__Material provided__:
[start]
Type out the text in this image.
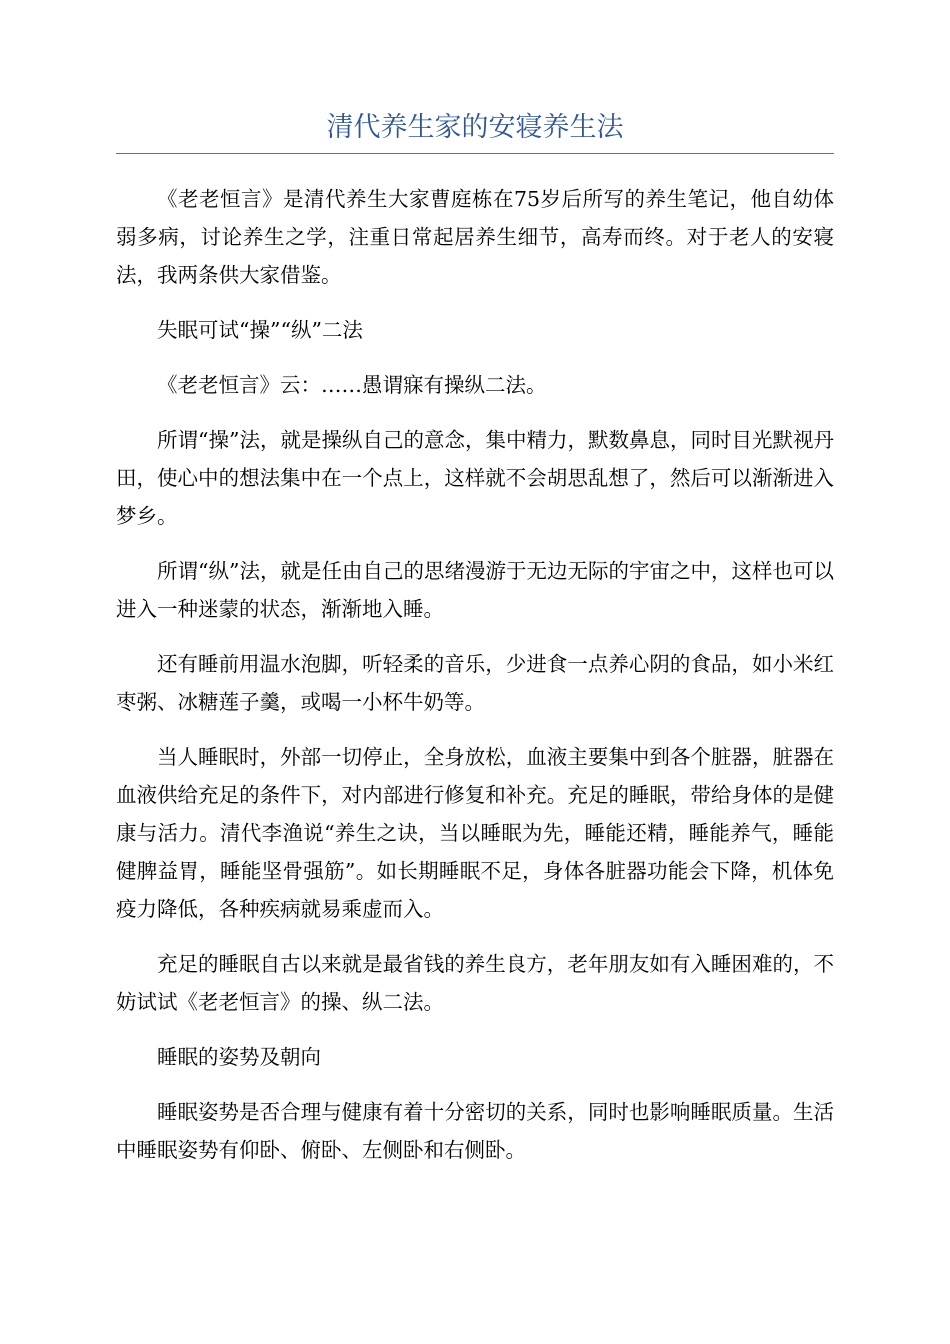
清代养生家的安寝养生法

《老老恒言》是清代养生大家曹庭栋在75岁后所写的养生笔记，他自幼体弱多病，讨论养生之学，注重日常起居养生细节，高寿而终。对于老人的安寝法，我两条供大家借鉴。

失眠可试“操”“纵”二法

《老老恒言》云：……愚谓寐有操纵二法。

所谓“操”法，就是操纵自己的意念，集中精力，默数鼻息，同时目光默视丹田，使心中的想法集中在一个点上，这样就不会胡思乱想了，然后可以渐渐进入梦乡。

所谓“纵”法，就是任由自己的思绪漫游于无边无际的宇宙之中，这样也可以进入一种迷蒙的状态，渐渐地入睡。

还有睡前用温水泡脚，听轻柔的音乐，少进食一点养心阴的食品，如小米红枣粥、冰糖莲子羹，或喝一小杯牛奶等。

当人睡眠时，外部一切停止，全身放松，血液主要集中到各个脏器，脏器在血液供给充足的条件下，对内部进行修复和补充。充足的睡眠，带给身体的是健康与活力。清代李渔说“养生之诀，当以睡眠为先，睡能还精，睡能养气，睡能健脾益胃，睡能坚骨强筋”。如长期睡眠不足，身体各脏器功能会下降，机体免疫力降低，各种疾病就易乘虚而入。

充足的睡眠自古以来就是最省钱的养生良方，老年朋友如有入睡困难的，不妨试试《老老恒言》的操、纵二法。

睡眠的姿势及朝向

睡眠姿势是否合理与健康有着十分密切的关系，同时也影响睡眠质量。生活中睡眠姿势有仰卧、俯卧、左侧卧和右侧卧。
[end]
__Written request__:
Gather each line holding the string "老老恒言".

__Exercise output__:
《老老恒言》是清代养生大家曹庭栋在75岁后所写的养生笔记，他自幼体弱多病，讨论养生之学，注重日常起居养生细节，高寿而终。对于老人的安寝法，我两条供大家借鉴。
《老老恒言》云：……愚谓寐有操纵二法。
充足的睡眠自古以来就是最省钱的养生良方，老年朋友如有入睡困难的，不妨试试《老老恒言》的操、纵二法。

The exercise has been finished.